→ **TASK DIRECTIONS**
All of the entries must be reproduced exactly, with no images carried over.

_____

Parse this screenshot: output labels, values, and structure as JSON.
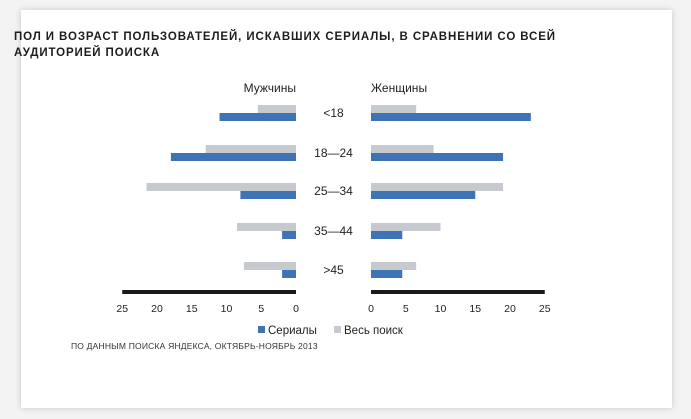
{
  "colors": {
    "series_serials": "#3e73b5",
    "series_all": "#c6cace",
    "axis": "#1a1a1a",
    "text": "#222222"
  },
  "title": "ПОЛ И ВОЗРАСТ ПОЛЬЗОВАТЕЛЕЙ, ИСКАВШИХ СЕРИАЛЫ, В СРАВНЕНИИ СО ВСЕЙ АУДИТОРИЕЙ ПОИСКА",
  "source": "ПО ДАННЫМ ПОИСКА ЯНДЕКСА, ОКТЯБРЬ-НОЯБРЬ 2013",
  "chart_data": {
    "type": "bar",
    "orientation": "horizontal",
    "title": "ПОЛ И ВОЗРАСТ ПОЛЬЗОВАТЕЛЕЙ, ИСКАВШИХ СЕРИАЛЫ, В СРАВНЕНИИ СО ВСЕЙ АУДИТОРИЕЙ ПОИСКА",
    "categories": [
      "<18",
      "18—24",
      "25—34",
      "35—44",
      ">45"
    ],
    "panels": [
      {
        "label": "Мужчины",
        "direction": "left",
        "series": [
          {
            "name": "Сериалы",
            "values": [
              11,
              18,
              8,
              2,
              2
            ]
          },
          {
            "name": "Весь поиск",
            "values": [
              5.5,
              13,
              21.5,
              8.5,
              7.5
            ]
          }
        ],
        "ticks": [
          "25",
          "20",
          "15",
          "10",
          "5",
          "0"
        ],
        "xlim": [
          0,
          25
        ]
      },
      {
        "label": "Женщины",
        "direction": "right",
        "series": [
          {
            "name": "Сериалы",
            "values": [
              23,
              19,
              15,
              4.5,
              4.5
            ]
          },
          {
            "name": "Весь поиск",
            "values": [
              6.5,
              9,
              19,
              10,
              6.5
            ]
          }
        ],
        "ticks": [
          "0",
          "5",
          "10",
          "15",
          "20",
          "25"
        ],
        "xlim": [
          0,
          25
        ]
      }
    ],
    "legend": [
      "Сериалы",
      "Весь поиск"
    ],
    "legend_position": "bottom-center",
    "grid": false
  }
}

_____

→ **FULL RESPONSE**
Parse this screenshot: output labels, values, and structure as JSON.
{
  "colors": {
    "series_serials": "#3e73b5",
    "series_all": "#c6cace",
    "axis": "#1a1a1a",
    "text": "#222222"
  },
  "title": "ПОЛ И ВОЗРАСТ ПОЛЬЗОВАТЕЛЕЙ, ИСКАВШИХ СЕРИАЛЫ, В СРАВНЕНИИ СО ВСЕЙ АУДИТОРИЕЙ ПОИСКА",
  "source": "ПО ДАННЫМ ПОИСКА ЯНДЕКСА, ОКТЯБРЬ-НОЯБРЬ 2013",
  "chart_data": {
    "type": "bar",
    "orientation": "horizontal",
    "title": "ПОЛ И ВОЗРАСТ ПОЛЬЗОВАТЕЛЕЙ, ИСКАВШИХ СЕРИАЛЫ, В СРАВНЕНИИ СО ВСЕЙ АУДИТОРИЕЙ ПОИСКА",
    "categories": [
      "<18",
      "18—24",
      "25—34",
      "35—44",
      ">45"
    ],
    "panels": [
      {
        "label": "Мужчины",
        "direction": "left",
        "series": [
          {
            "name": "Сериалы",
            "values": [
              11,
              18,
              8,
              2,
              2
            ]
          },
          {
            "name": "Весь поиск",
            "values": [
              5.5,
              13,
              21.5,
              8.5,
              7.5
            ]
          }
        ],
        "ticks": [
          "25",
          "20",
          "15",
          "10",
          "5",
          "0"
        ],
        "xlim": [
          0,
          25
        ]
      },
      {
        "label": "Женщины",
        "direction": "right",
        "series": [
          {
            "name": "Сериалы",
            "values": [
              23,
              19,
              15,
              4.5,
              4.5
            ]
          },
          {
            "name": "Весь поиск",
            "values": [
              6.5,
              9,
              19,
              10,
              6.5
            ]
          }
        ],
        "ticks": [
          "0",
          "5",
          "10",
          "15",
          "20",
          "25"
        ],
        "xlim": [
          0,
          25
        ]
      }
    ],
    "legend": [
      "Сериалы",
      "Весь поиск"
    ],
    "legend_position": "bottom-center",
    "grid": false
  }
}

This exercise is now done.